MATERIALS PROVIDED:

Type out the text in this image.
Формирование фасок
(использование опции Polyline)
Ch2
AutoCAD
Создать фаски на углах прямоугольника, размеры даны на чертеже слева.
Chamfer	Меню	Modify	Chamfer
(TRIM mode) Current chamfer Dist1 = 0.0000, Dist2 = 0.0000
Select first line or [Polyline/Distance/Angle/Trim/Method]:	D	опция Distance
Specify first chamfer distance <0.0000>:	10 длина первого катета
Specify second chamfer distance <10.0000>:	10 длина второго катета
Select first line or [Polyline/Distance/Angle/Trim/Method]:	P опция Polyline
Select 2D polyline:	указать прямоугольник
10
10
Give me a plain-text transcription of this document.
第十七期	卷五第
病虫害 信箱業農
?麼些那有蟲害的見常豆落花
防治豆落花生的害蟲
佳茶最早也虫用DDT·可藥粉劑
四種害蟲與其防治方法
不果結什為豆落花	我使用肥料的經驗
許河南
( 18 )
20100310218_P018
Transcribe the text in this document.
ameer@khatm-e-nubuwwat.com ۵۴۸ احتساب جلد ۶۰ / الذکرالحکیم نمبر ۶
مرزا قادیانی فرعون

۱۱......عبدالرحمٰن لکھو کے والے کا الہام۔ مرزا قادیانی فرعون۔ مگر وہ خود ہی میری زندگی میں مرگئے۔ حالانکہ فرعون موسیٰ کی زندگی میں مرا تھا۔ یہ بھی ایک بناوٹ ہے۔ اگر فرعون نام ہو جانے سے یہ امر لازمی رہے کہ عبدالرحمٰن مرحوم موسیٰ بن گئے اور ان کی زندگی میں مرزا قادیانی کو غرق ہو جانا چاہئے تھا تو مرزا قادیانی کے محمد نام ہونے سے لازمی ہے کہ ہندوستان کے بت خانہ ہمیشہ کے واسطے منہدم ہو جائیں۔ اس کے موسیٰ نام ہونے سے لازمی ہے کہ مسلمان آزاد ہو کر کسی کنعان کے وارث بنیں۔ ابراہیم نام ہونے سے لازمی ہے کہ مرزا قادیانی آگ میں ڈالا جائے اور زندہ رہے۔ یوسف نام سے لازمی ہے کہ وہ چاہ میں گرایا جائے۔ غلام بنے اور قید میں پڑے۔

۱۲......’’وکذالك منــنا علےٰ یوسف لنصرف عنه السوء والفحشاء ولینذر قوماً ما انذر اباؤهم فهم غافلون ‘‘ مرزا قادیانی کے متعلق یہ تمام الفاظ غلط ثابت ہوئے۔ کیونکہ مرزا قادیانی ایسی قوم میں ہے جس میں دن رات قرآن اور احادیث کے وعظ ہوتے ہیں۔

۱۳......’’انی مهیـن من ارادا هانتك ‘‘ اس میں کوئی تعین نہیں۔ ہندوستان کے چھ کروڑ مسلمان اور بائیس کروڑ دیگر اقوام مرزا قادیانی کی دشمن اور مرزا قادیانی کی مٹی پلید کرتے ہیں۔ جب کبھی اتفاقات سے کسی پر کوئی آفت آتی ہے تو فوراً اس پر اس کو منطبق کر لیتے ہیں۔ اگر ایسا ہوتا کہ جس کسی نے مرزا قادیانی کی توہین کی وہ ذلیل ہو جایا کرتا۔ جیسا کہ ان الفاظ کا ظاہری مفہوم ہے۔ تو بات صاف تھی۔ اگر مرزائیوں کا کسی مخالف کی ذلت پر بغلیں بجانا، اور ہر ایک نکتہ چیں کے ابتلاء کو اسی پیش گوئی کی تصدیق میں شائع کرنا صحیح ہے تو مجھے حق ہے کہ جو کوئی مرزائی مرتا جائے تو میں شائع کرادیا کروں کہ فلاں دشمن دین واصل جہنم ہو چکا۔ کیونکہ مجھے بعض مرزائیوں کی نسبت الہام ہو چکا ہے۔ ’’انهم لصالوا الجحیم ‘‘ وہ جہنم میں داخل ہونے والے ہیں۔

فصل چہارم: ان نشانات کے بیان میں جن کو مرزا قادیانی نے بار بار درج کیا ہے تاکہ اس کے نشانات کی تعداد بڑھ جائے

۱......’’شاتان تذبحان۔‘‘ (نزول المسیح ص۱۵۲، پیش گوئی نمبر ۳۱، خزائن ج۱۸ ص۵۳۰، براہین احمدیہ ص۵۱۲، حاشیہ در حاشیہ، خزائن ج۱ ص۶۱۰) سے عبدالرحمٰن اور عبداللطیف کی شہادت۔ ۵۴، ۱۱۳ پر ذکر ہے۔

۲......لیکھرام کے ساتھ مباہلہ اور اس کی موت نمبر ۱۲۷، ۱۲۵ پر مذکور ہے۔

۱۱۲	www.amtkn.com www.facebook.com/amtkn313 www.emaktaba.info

TO BE DONE: Write the complete data out, exactly as above.

TASK RESPONSE:
Type out the text in this image.
Формирование фасок
(использование опции Polyline)
Ch2
AutoCAD
Создать фаски на углах прямоугольника, размеры даны на чертеже слева.
Chamfer	Меню	Modify	Chamfer
(TRIM mode) Current chamfer Dist1 = 0.0000, Dist2 = 0.0000
Select first line or [Polyline/Distance/Angle/Trim/Method]:	D	опция Distance
Specify first chamfer distance <0.0000>:	10 длина первого катета
Specify second chamfer distance <10.0000>:	10 длина второго катета
Select first line or [Polyline/Distance/Angle/Trim/Method]:	P опция Polyline
Select 2D polyline:	указать прямоугольник
10
10
Give me a plain-text transcription of this document.
第十七期	卷五第
病虫害 信箱業農
?麼些那有蟲害的見常豆落花
防治豆落花生的害蟲
佳茶最早也虫用DDT·可藥粉劑
四種害蟲與其防治方法
不果結什為豆落花	我使用肥料的經驗
許河南
( 18 )
20100310218_P018
Transcribe the text in this document.
ameer@khatm-e-nubuwwat.com ۵۴۸ احتساب جلد ۶۰ / الذکرالحکیم نمبر ۶
مرزا قادیانی فرعون

۱۱......عبدالرحمٰن لکھو کے والے کا الہام۔ مرزا قادیانی فرعون۔ مگر وہ خود ہی میری زندگی میں مرگئے۔ حالانکہ فرعون موسیٰ کی زندگی میں مرا تھا۔ یہ بھی ایک بناوٹ ہے۔ اگر فرعون نام ہو جانے سے یہ امر لازمی رہے کہ عبدالرحمٰن مرحوم موسیٰ بن گئے اور ان کی زندگی میں مرزا قادیانی کو غرق ہو جانا چاہئے تھا تو مرزا قادیانی کے محمد نام ہونے سے لازمی ہے کہ ہندوستان کے بت خانہ ہمیشہ کے واسطے منہدم ہو جائیں۔ اس کے موسیٰ نام ہونے سے لازمی ہے کہ مسلمان آزاد ہو کر کسی کنعان کے وارث بنیں۔ ابراہیم نام ہونے سے لازمی ہے کہ مرزا قادیانی آگ میں ڈالا جائے اور زندہ رہے۔ یوسف نام سے لازمی ہے کہ وہ چاہ میں گرایا جائے۔ غلام بنے اور قید میں پڑے۔

۱۲......’’وکذالك منــنا علےٰ یوسف لنصرف عنه السوء والفحشاء ولینذر قوماً ما انذر اباؤهم فهم غافلون ‘‘ مرزا قادیانی کے متعلق یہ تمام الفاظ غلط ثابت ہوئے۔ کیونکہ مرزا قادیانی ایسی قوم میں ہے جس میں دن رات قرآن اور احادیث کے وعظ ہوتے ہیں۔

۱۳......’’انی مهیـن من ارادا هانتك ‘‘ اس میں کوئی تعین نہیں۔ ہندوستان کے چھ کروڑ مسلمان اور بائیس کروڑ دیگر اقوام مرزا قادیانی کی دشمن اور مرزا قادیانی کی مٹی پلید کرتے ہیں۔ جب کبھی اتفاقات سے کسی پر کوئی آفت آتی ہے تو فوراً اس پر اس کو منطبق کر لیتے ہیں۔ اگر ایسا ہوتا کہ جس کسی نے مرزا قادیانی کی توہین کی وہ ذلیل ہو جایا کرتا۔ جیسا کہ ان الفاظ کا ظاہری مفہوم ہے۔ تو بات صاف تھی۔ اگر مرزائیوں کا کسی مخالف کی ذلت پر بغلیں بجانا، اور ہر ایک نکتہ چیں کے ابتلاء کو اسی پیش گوئی کی تصدیق میں شائع کرنا صحیح ہے تو مجھے حق ہے کہ جو کوئی مرزائی مرتا جائے تو میں شائع کرادیا کروں کہ فلاں دشمن دین واصل جہنم ہو چکا۔ کیونکہ مجھے بعض مرزائیوں کی نسبت الہام ہو چکا ہے۔ ’’انهم لصالوا الجحیم ‘‘ وہ جہنم میں داخل ہونے والے ہیں۔

فصل چہارم: ان نشانات کے بیان میں جن کو مرزا قادیانی نے بار بار درج کیا ہے تاکہ اس کے نشانات کی تعداد بڑھ جائے

۱......’’شاتان تذبحان۔‘‘ (نزول المسیح ص۱۵۲، پیش گوئی نمبر ۳۱، خزائن ج۱۸ ص۵۳۰، براہین احمدیہ ص۵۱۲، حاشیہ در حاشیہ، خزائن ج۱ ص۶۱۰) سے عبدالرحمٰن اور عبداللطیف کی شہادت۔ ۵۴، ۱۱۳ پر ذکر ہے۔

۲......لیکھرام کے ساتھ مباہلہ اور اس کی موت نمبر ۱۲۷، ۱۲۵ پر مذکور ہے۔

۱۱۲	www.amtkn.com www.facebook.com/amtkn313 www.emaktaba.info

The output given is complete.